• **The task**
Exclude the pictures; give every entry again exactly as written.

• **Information given**
..........

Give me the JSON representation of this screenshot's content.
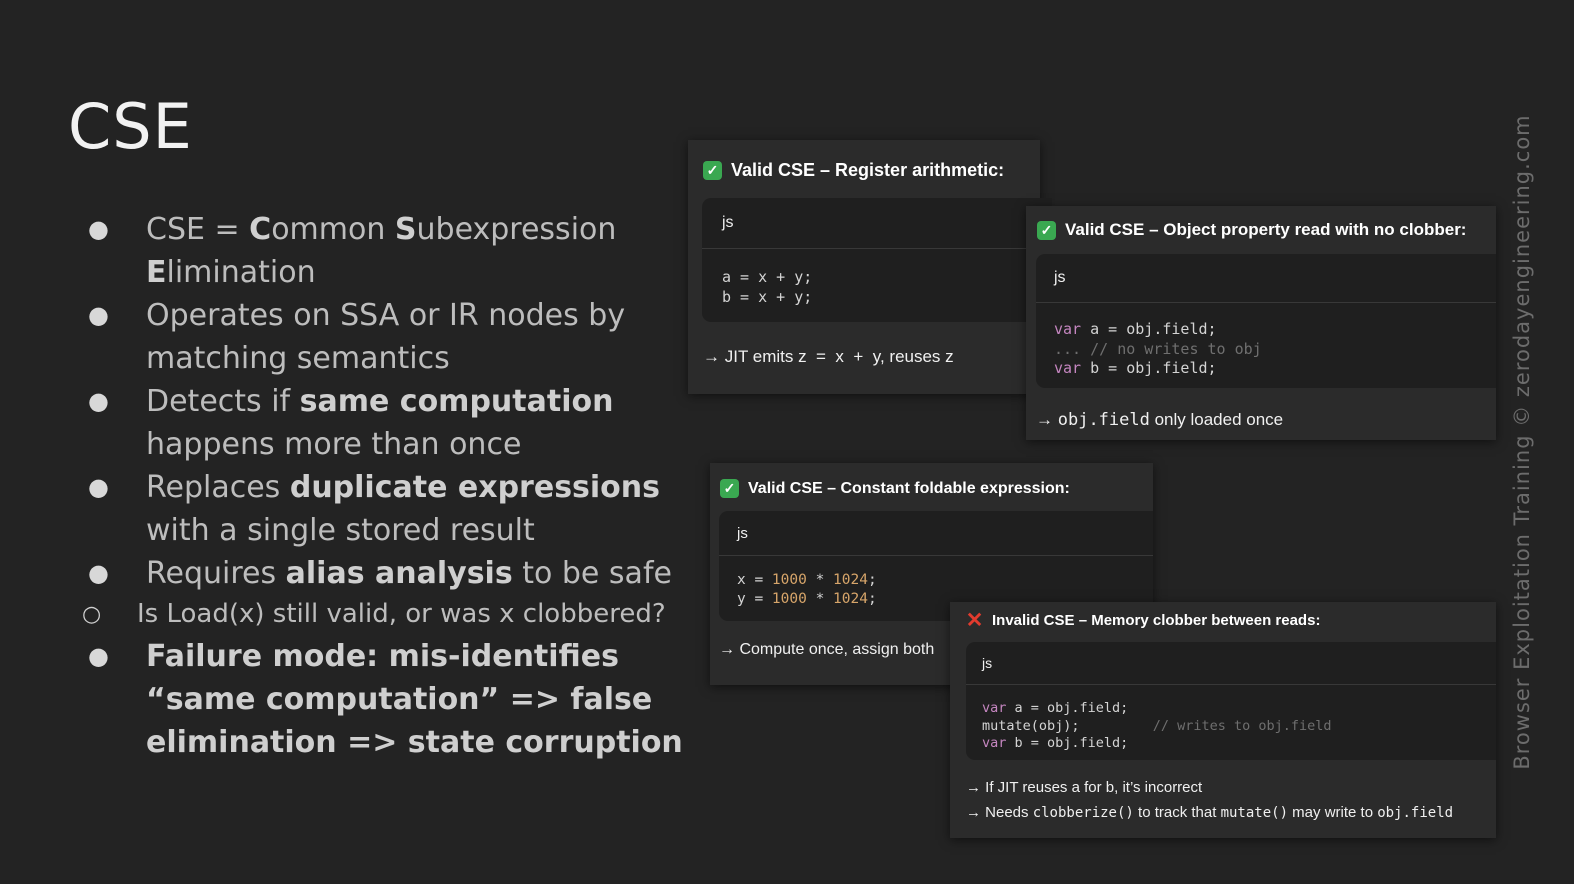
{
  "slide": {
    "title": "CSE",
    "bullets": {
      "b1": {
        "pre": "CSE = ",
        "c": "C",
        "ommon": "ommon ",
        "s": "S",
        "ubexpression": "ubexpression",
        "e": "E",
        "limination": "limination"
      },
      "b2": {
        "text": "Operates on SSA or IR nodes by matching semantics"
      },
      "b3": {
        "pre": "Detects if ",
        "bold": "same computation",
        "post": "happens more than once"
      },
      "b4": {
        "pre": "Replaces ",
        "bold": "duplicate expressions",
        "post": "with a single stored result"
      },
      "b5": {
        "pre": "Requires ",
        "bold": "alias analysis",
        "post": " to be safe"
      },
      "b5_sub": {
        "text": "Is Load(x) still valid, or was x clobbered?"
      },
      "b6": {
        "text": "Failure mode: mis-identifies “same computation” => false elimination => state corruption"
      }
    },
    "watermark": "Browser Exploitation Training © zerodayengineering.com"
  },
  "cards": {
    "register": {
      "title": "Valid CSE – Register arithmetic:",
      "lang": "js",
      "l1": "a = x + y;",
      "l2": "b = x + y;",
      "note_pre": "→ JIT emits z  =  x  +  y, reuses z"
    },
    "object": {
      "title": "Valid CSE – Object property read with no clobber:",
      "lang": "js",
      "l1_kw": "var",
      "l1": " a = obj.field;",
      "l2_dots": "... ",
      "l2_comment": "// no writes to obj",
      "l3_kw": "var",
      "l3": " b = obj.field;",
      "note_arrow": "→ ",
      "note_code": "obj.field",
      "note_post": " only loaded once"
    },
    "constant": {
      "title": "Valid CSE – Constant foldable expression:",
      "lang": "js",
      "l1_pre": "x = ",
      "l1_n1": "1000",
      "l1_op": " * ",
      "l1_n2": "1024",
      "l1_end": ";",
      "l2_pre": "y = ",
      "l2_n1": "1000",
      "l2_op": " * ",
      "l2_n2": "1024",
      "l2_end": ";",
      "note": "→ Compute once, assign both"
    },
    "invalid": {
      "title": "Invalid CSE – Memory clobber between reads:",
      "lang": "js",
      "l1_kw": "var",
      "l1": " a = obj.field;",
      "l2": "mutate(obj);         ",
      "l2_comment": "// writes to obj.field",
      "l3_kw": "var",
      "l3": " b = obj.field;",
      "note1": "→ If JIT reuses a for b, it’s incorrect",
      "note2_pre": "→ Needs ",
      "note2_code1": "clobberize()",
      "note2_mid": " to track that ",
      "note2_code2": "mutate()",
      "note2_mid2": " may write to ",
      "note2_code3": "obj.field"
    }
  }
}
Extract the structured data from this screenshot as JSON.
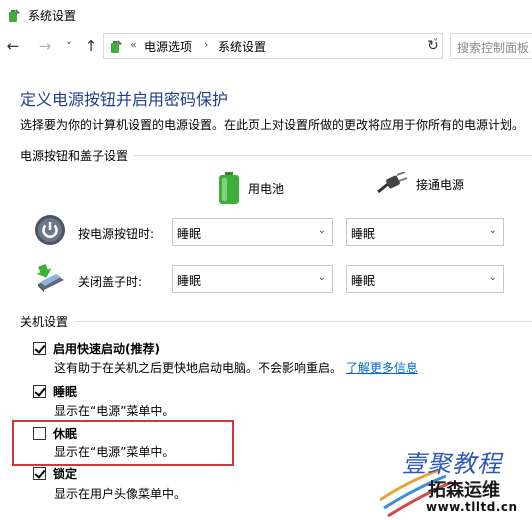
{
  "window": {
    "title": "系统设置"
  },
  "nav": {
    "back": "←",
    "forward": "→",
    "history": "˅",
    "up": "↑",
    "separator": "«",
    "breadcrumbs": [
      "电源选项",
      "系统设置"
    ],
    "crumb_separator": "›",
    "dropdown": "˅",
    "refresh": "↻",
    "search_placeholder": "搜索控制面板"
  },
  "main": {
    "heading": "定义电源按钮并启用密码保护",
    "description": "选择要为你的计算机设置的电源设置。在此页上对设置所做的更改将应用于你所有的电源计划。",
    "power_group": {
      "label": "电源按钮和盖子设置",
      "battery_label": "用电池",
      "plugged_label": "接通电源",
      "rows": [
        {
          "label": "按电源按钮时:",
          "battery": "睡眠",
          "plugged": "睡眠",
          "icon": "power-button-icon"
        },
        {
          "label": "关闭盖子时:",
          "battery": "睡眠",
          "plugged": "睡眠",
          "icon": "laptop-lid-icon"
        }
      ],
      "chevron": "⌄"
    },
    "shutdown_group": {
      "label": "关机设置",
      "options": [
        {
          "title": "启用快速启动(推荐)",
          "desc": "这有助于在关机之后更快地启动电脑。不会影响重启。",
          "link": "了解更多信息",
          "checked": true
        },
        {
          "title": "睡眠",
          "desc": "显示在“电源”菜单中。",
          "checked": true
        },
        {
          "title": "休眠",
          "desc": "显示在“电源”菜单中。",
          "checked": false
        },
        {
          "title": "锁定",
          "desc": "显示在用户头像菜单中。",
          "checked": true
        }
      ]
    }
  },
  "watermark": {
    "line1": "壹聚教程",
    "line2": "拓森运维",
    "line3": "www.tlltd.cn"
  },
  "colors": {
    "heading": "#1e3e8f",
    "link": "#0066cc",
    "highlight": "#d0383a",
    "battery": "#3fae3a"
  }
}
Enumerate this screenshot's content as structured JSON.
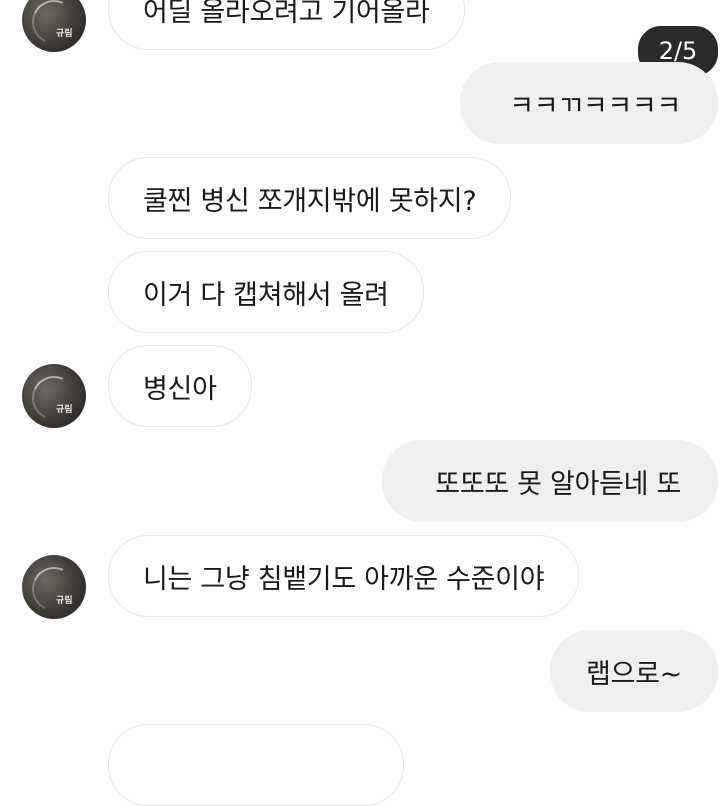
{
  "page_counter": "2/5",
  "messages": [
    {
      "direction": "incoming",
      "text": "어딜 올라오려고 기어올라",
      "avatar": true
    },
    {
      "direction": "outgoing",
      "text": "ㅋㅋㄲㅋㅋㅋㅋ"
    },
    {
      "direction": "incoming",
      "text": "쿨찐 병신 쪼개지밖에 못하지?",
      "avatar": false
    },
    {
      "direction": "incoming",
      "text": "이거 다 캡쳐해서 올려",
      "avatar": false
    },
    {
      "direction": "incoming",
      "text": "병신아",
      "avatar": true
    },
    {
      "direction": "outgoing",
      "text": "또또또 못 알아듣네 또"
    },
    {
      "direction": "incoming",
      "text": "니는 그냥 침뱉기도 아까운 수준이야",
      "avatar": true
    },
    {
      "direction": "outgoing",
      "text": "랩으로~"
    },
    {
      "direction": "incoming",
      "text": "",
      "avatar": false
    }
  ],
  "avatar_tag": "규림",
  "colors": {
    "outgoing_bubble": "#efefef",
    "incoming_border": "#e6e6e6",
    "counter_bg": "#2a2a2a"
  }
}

..........

• **Correct answer**
Give me the JSON representation of this screenshot's content.
{
  "slide": {
    "title": "CSE",
    "bullets": {
      "b1": {
        "pre": "CSE = ",
        "c": "C",
        "ommon": "ommon ",
        "s": "S",
        "ubexpression": "ubexpression",
        "e": "E",
        "limination": "limination"
      },
      "b2": {
        "text": "Operates on SSA or IR nodes by matching semantics"
      },
      "b3": {
        "pre": "Detects if ",
        "bold": "same computation",
        "post": "happens more than once"
      },
      "b4": {
        "pre": "Replaces ",
        "bold": "duplicate expressions",
        "post": "with a single stored result"
      },
      "b5": {
        "pre": "Requires ",
        "bold": "alias analysis",
        "post": " to be safe"
      },
      "b5_sub": {
        "text": "Is Load(x) still valid, or was x clobbered?"
      },
      "b6": {
        "text": "Failure mode: mis-identifies “same computation” => false elimination => state corruption"
      }
    },
    "watermark": "Browser Exploitation Training © zerodayengineering.com"
  },
  "cards": {
    "register": {
      "title": "Valid CSE – Register arithmetic:",
      "lang": "js",
      "l1": "a = x + y;",
      "l2": "b = x + y;",
      "note_pre": "→ JIT emits z  =  x  +  y, reuses z"
    },
    "object": {
      "title": "Valid CSE – Object property read with no clobber:",
      "lang": "js",
      "l1_kw": "var",
      "l1": " a = obj.field;",
      "l2_dots": "... ",
      "l2_comment": "// no writes to obj",
      "l3_kw": "var",
      "l3": " b = obj.field;",
      "note_arrow": "→ ",
      "note_code": "obj.field",
      "note_post": " only loaded once"
    },
    "constant": {
      "title": "Valid CSE – Constant foldable expression:",
      "lang": "js",
      "l1_pre": "x = ",
      "l1_n1": "1000",
      "l1_op": " * ",
      "l1_n2": "1024",
      "l1_end": ";",
      "l2_pre": "y = ",
      "l2_n1": "1000",
      "l2_op": " * ",
      "l2_n2": "1024",
      "l2_end": ";",
      "note": "→ Compute once, assign both"
    },
    "invalid": {
      "title": "Invalid CSE – Memory clobber between reads:",
      "lang": "js",
      "l1_kw": "var",
      "l1": " a = obj.field;",
      "l2": "mutate(obj);         ",
      "l2_comment": "// writes to obj.field",
      "l3_kw": "var",
      "l3": " b = obj.field;",
      "note1": "→ If JIT reuses a for b, it’s incorrect",
      "note2_pre": "→ Needs ",
      "note2_code1": "clobberize()",
      "note2_mid": " to track that ",
      "note2_code2": "mutate()",
      "note2_mid2": " may write to ",
      "note2_code3": "obj.field"
    }
  }
}
Extract the structured data from this screenshot as JSON.
{
  "window": {
    "title": "系统设置"
  },
  "nav": {
    "back": "←",
    "forward": "→",
    "history": "˅",
    "up": "↑",
    "separator": "«",
    "breadcrumbs": [
      "电源选项",
      "系统设置"
    ],
    "crumb_separator": "›",
    "dropdown": "˅",
    "refresh": "↻",
    "search_placeholder": "搜索控制面板"
  },
  "main": {
    "heading": "定义电源按钮并启用密码保护",
    "description": "选择要为你的计算机设置的电源设置。在此页上对设置所做的更改将应用于你所有的电源计划。",
    "power_group": {
      "label": "电源按钮和盖子设置",
      "battery_label": "用电池",
      "plugged_label": "接通电源",
      "rows": [
        {
          "label": "按电源按钮时:",
          "battery": "睡眠",
          "plugged": "睡眠",
          "icon": "power-button-icon"
        },
        {
          "label": "关闭盖子时:",
          "battery": "睡眠",
          "plugged": "睡眠",
          "icon": "laptop-lid-icon"
        }
      ],
      "chevron": "⌄"
    },
    "shutdown_group": {
      "label": "关机设置",
      "options": [
        {
          "title": "启用快速启动(推荐)",
          "desc": "这有助于在关机之后更快地启动电脑。不会影响重启。",
          "link": "了解更多信息",
          "checked": true
        },
        {
          "title": "睡眠",
          "desc": "显示在“电源”菜单中。",
          "checked": true
        },
        {
          "title": "休眠",
          "desc": "显示在“电源”菜单中。",
          "checked": false
        },
        {
          "title": "锁定",
          "desc": "显示在用户头像菜单中。",
          "checked": true
        }
      ]
    }
  },
  "watermark": {
    "line1": "壹聚教程",
    "line2": "拓森运维",
    "line3": "www.tlltd.cn"
  },
  "colors": {
    "heading": "#1e3e8f",
    "link": "#0066cc",
    "highlight": "#d0383a",
    "battery": "#3fae3a"
  }
}
Enumerate this screenshot's content as structured JSON.
{
  "page_counter": "2/5",
  "messages": [
    {
      "direction": "incoming",
      "text": "어딜 올라오려고 기어올라",
      "avatar": true
    },
    {
      "direction": "outgoing",
      "text": "ㅋㅋㄲㅋㅋㅋㅋ"
    },
    {
      "direction": "incoming",
      "text": "쿨찐 병신 쪼개지밖에 못하지?",
      "avatar": false
    },
    {
      "direction": "incoming",
      "text": "이거 다 캡쳐해서 올려",
      "avatar": false
    },
    {
      "direction": "incoming",
      "text": "병신아",
      "avatar": true
    },
    {
      "direction": "outgoing",
      "text": "또또또 못 알아듣네 또"
    },
    {
      "direction": "incoming",
      "text": "니는 그냥 침뱉기도 아까운 수준이야",
      "avatar": true
    },
    {
      "direction": "outgoing",
      "text": "랩으로~"
    },
    {
      "direction": "incoming",
      "text": "",
      "avatar": false
    }
  ],
  "avatar_tag": "규림",
  "colors": {
    "outgoing_bubble": "#efefef",
    "incoming_border": "#e6e6e6",
    "counter_bg": "#2a2a2a"
  }
}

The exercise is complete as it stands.